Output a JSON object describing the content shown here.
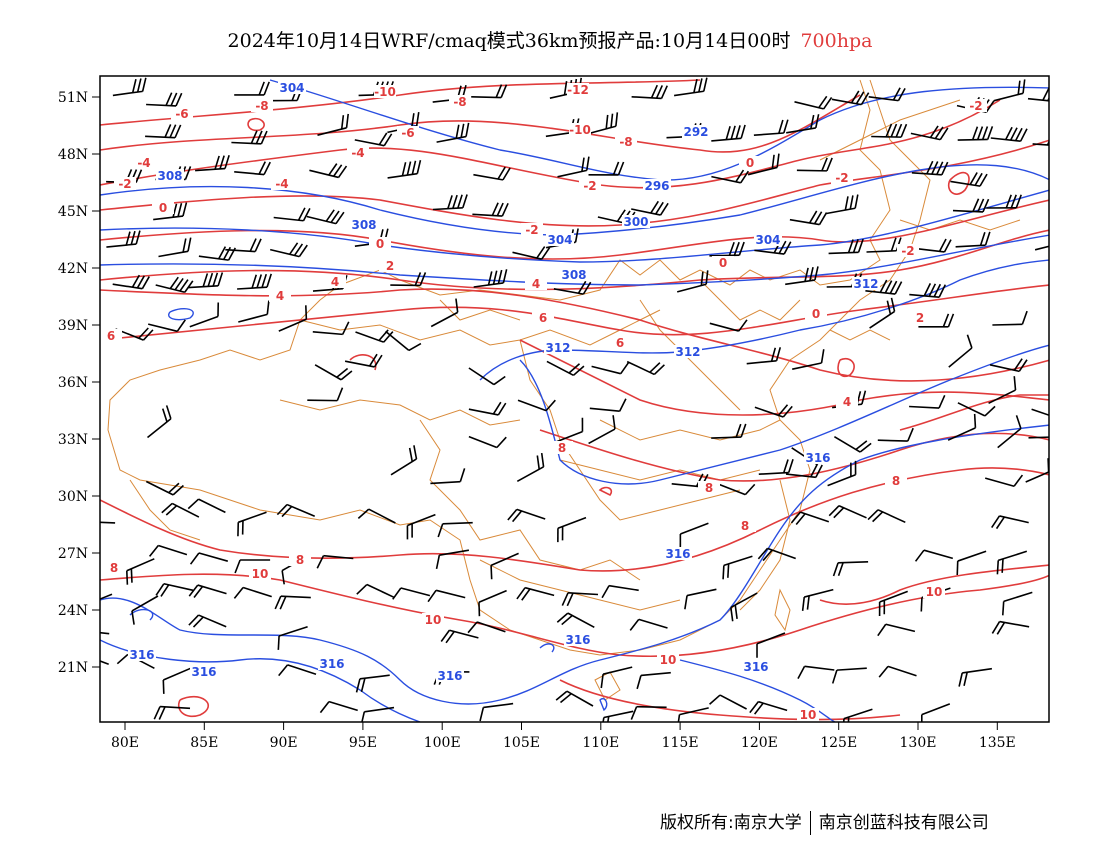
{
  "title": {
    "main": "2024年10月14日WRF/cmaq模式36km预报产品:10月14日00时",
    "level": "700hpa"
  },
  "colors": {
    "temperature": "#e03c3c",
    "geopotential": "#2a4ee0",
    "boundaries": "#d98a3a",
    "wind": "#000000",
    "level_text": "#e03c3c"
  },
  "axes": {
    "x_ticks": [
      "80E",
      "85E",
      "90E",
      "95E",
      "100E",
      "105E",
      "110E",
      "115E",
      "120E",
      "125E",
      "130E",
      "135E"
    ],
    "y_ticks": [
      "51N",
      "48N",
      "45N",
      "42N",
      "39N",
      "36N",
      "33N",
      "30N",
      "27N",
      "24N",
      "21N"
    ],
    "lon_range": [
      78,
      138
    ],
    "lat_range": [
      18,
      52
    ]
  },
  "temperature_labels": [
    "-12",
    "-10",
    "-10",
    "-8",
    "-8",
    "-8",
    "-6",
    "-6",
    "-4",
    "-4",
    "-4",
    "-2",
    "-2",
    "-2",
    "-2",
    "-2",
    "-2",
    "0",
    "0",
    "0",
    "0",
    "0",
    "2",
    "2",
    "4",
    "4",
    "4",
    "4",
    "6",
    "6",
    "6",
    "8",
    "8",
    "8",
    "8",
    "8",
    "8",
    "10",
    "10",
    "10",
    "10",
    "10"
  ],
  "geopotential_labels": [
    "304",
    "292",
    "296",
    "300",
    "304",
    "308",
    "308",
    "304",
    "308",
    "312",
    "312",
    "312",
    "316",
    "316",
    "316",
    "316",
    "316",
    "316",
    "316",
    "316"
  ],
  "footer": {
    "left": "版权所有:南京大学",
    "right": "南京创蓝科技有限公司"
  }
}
——————————
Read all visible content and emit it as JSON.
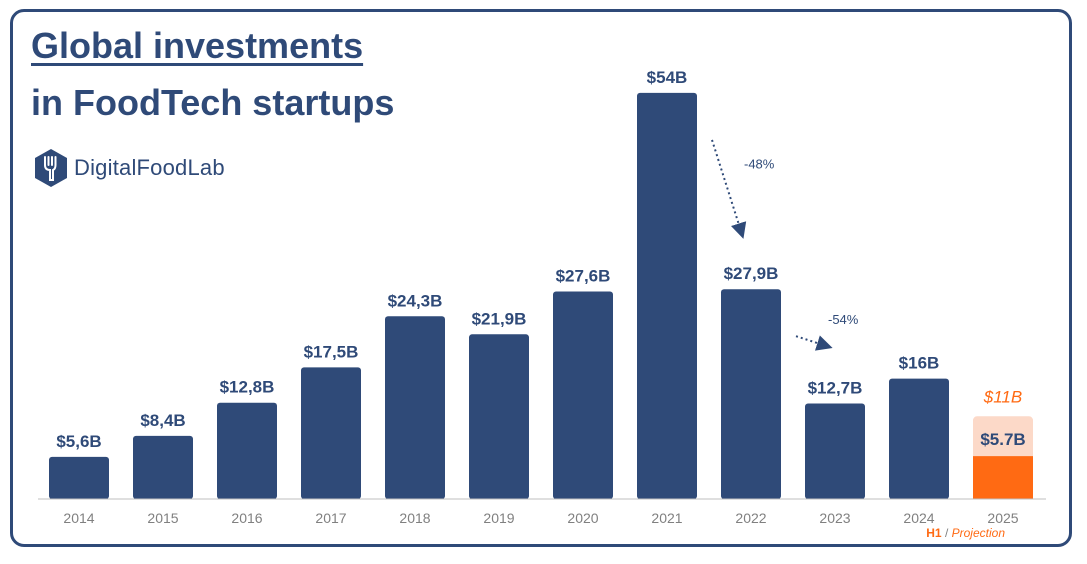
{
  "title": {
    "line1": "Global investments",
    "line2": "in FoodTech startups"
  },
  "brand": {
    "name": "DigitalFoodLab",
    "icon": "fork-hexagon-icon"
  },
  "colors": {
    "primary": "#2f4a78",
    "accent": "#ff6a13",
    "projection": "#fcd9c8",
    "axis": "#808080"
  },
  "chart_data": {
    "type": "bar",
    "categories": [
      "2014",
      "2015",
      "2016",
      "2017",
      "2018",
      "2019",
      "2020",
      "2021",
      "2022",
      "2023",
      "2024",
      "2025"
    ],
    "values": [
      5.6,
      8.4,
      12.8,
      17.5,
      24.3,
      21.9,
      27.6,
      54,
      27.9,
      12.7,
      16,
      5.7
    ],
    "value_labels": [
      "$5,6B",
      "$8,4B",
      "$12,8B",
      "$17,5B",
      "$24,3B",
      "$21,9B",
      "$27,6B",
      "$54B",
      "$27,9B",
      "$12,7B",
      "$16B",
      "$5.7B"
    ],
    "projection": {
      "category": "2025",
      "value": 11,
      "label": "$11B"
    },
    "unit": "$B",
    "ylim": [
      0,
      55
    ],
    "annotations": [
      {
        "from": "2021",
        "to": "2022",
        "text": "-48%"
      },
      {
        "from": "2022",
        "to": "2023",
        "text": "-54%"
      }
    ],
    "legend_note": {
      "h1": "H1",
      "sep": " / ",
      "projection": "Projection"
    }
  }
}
——————————
Tally the lines holding the string "JSON" and give only the count.

2